• **JOB 1**
In the rows below, render the lines from the one containing "close-icon[interactable]: ✕ —" up to and including the one containing "identifier-line: AdmMBZZAHHvaZ7W5RAAC —" as a numbered list, omitting any blank lines.

Essentially, what the Kabbalah teaches us about the reduction of suffering is that if one is truly living in present time, the emotional distortion that produces it is minimized or eliminated. Conversely, living our lives outside of the moment invariably creates suffering.
Being in the present means not being fixated in the past nor tied up with the future. When one is living in the moment effectively, there is little or no space for suffering since suffering is most often generated by emotional bonds to the past and/or future.
The Kabbalists emphasize that God creates and sustains the world moment by moment. They talk about the constant renewal of creation as a continual process coming from the Divine Will. The divine intention is always at work. It is ever-present in the manifestation and operation of the universe, quite consistently, at all times. God wills the universe and the laws that govern it and therefore it is.
So, if God is consciously and continually focused on the creation and sustenance of the universe as a whole, then existence and hence reality is solely a reflection of the moment.
It is not that the universe is and therefore continues to exist and function. But rather, it is the other way around. The divine intention is that the world exist and be operational, therefore it is. When the Kabbalah speaks about the world that is, the “Is” referred to is the experience of time as being in the moment.

• **JOB 2**
According to the text on the Kabbalah, how do the Kabbalists say God creates and sustains the world?

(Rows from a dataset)

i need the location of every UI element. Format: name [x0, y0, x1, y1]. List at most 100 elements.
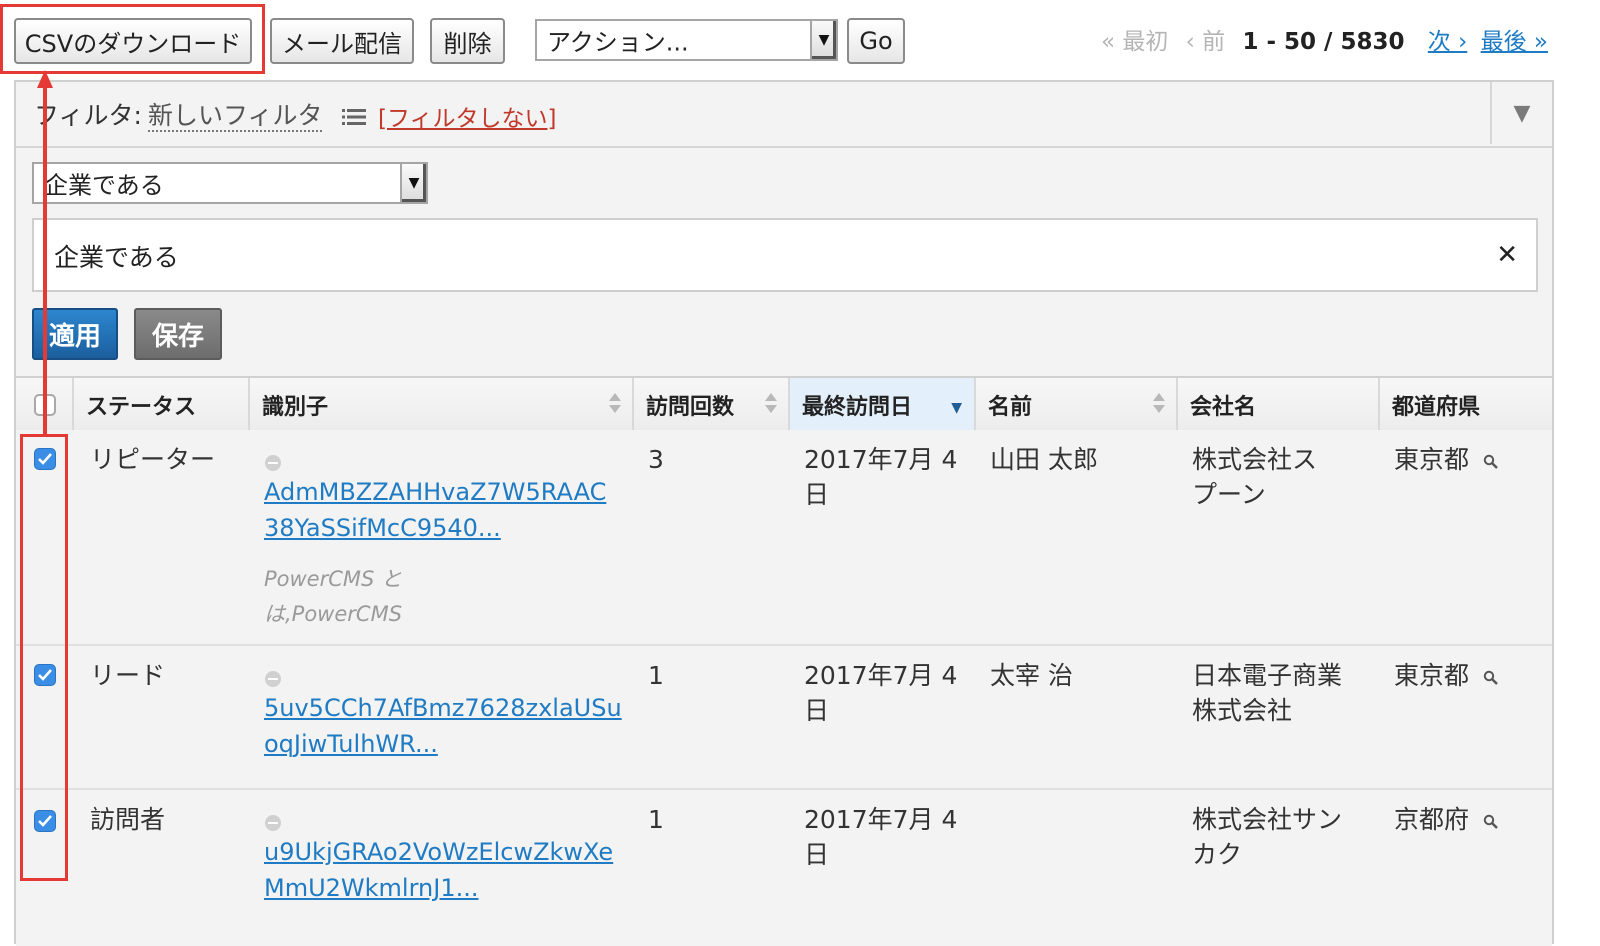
close-icon[interactable]: ✕ — [1496, 240, 1518, 270]
company-line: カク — [1192, 840, 1243, 869]
header-last-visit[interactable]: 最終訪問日 ▼ — [790, 378, 976, 432]
pager-prev: ‹ 前 — [1185, 29, 1226, 55]
note-line: は,PowerCMS — [264, 602, 403, 626]
sort-icon — [765, 393, 777, 413]
prefecture-cell: 東京都 — [1394, 442, 1499, 479]
identifier-line: AdmMBZZAHHvaZ7W5RAAC — [264, 478, 607, 506]
filter-field-select[interactable]: 企業である ▼ — [32, 162, 428, 204]
pager-last-link[interactable]: 最後 » — [1481, 29, 1548, 55]
pager-next-link[interactable]: 次 › — [1428, 29, 1468, 55]
sort-icon — [609, 393, 621, 413]
header-identifier[interactable]: 識別子 — [250, 378, 634, 432]
name-cell: 太宰 治 — [990, 661, 1073, 690]
identifier-cell: u9UkjGRAo2VoWzElcwZkwXe MmU2WkmlrnJ1... — [264, 802, 613, 906]
identifier-link[interactable]: AdmMBZZAHHvaZ7W5RAAC 38YaSSifMcC9540... — [264, 478, 606, 542]
search-icon[interactable] — [1483, 660, 1499, 695]
filter-title: フィルタ: 新しいフィルタ — [34, 96, 367, 132]
visits-cell: 1 — [648, 661, 664, 690]
identifier-line: oqJiwTulhWR... — [264, 730, 438, 758]
last-visit-cell: 2017年7月 4 日 — [804, 442, 957, 512]
pager-first: « 最初 — [1100, 29, 1169, 55]
prefecture-text: 東京都 — [1394, 445, 1470, 474]
prefecture-cell: 東京都 — [1394, 658, 1499, 695]
minus-circle-icon — [265, 455, 281, 471]
prefecture-text: 京都府 — [1394, 805, 1470, 834]
header-name-label: 名前 — [988, 395, 1033, 420]
list-icon[interactable] — [342, 103, 367, 132]
status-cell: 訪問者 — [90, 805, 166, 834]
filter-header: フィルタ: 新しいフィルタ [フィルタしない] ▼ — [16, 82, 1552, 148]
table-header: ステータス 識別子 訪問回数 最終訪問日 ▼ 名前 会社名 都道府県 — [16, 376, 1552, 434]
visit-note: PowerCMS とは,PowerCMS — [264, 562, 606, 632]
table-row: リード 5uv5CCh7AfBmz7628zxlaUSu oqJiwTulhWR.… — [16, 646, 1552, 790]
prefecture-text: 東京都 — [1394, 661, 1470, 690]
header-status: ステータス — [74, 378, 250, 432]
identifier-line: u9UkjGRAo2VoWzElcwZkwXe — [264, 838, 614, 866]
status-cell: リード — [90, 661, 166, 690]
date-line: 2017年7月 4 — [804, 445, 958, 474]
identifier-line: 38YaSSifMcC9540... — [264, 514, 501, 542]
company-line: プーン — [1192, 480, 1266, 509]
date-line: 2017年7月 4 — [804, 805, 958, 834]
save-button[interactable]: 保存 — [134, 308, 222, 360]
company-line: 株式会社 — [1192, 696, 1293, 725]
minus-circle-icon — [265, 671, 281, 687]
highlight-box-checkboxes — [20, 434, 68, 881]
header-prefecture: 都道府県 — [1392, 395, 1481, 420]
header-last-visit-label: 最終訪問日 — [802, 395, 913, 420]
filter-name[interactable]: 新しいフィルタ — [147, 101, 323, 132]
condition-text: 企業である — [54, 243, 179, 272]
sort-desc-icon: ▼ — [951, 400, 962, 416]
chevron-down-icon: ▼ — [810, 21, 836, 59]
identifier-link[interactable]: u9UkjGRAo2VoWzElcwZkwXe MmU2WkmlrnJ1... — [264, 838, 613, 902]
header-identifier-label: 識別子 — [262, 395, 329, 420]
header-name[interactable]: 名前 — [976, 378, 1178, 432]
delete-button[interactable]: 削除 — [430, 18, 505, 64]
action-select-value: アクション... — [547, 28, 689, 57]
company-cell: 株式会社ス プーン — [1192, 442, 1317, 512]
minus-circle-icon — [265, 815, 281, 831]
mail-send-button[interactable]: メール配信 — [270, 18, 414, 64]
status-cell: リピーター — [90, 445, 216, 474]
search-icon[interactable] — [1483, 804, 1499, 839]
note-line: PowerCMS と — [264, 567, 403, 591]
pagination: « 最初 ‹ 前 1 - 50 / 5830 次 › 最後 » — [1101, 22, 1548, 56]
listing-panel: フィルタ: 新しいフィルタ [フィルタしない] ▼ 企業である ▼ 企業である ✕… — [14, 80, 1554, 946]
identifier-link[interactable]: 5uv5CCh7AfBmz7628zxlaUSu oqJiwTulhWR... — [264, 694, 622, 758]
last-visit-cell: 2017年7月 4 日 — [804, 802, 957, 872]
date-line: 日 — [804, 696, 830, 725]
company-line: 日本電子商業 — [1192, 661, 1343, 690]
search-icon[interactable] — [1483, 444, 1499, 479]
table-row: 訪問者 u9UkjGRAo2VoWzElcwZkwXe MmU2WkmlrnJ1.… — [16, 790, 1552, 946]
go-button[interactable]: Go — [847, 18, 905, 64]
table-row: リピーター AdmMBZZAHHvaZ7W5RAAC 38YaSSifMcC954… — [16, 430, 1552, 646]
company-cell: 日本電子商業 株式会社 — [1192, 658, 1342, 728]
annotation-arrow — [37, 70, 53, 434]
visits-cell: 3 — [648, 445, 664, 474]
date-line: 日 — [804, 480, 830, 509]
identifier-cell: 5uv5CCh7AfBmz7628zxlaUSu oqJiwTulhWR... — [264, 658, 622, 762]
company-line: 株式会社ス — [1192, 445, 1318, 474]
date-line: 2017年7月 4 — [804, 661, 958, 690]
name-cell: 山田 太郎 — [990, 445, 1098, 474]
header-visits-label: 訪問回数 — [646, 395, 735, 420]
chevron-down-icon: ▼ — [400, 164, 426, 202]
date-line: 日 — [804, 840, 830, 869]
sort-icon — [1153, 393, 1165, 413]
action-select[interactable]: アクション... ▼ — [535, 19, 838, 61]
prefecture-cell: 京都府 — [1394, 802, 1499, 839]
identifier-line: MmU2WkmlrnJ1... — [264, 874, 479, 902]
last-visit-cell: 2017年7月 4 日 — [804, 658, 957, 728]
filter-condition: 企業である ✕ — [32, 218, 1538, 292]
pager-range: 1 - 50 / 5830 — [1242, 29, 1405, 55]
visits-cell: 1 — [648, 805, 664, 834]
triangle-down-icon: ▼ — [1513, 100, 1531, 126]
collapse-toggle[interactable]: ▼ — [1490, 82, 1552, 144]
company-line: 株式会社サン — [1192, 805, 1343, 834]
no-filter-link[interactable]: [フィルタしない] — [378, 99, 557, 133]
header-visits[interactable]: 訪問回数 — [634, 378, 790, 432]
identifier-line: 5uv5CCh7AfBmz7628zxlaUSu — [264, 694, 622, 722]
header-company: 会社名 — [1178, 378, 1380, 432]
identifier-cell: AdmMBZZAHHvaZ7W5RAAC 38YaSSifMcC9540... P… — [264, 442, 606, 632]
company-cell: 株式会社サン カク — [1192, 802, 1342, 872]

• **EXPECTED ANSWER 1**
1. close-icon[interactable]: ✕ — [1496, 240, 1518, 270]
2. company-line: カク — [1192, 840, 1243, 869]
3. header-last-visit[interactable]: 最終訪問日 ▼ — [790, 378, 976, 432]
4. pager-prev: ‹ 前 — [1185, 29, 1226, 55]
5. note-line: は,PowerCMS — [264, 602, 403, 626]
6. sort-icon — [765, 393, 777, 413]
7. prefecture-cell: 東京都 — [1394, 442, 1499, 479]
8. identifier-line: AdmMBZZAHHvaZ7W5RAAC — [264, 478, 607, 506]

• **EXPECTED ANSWER 2**
Moment by moment.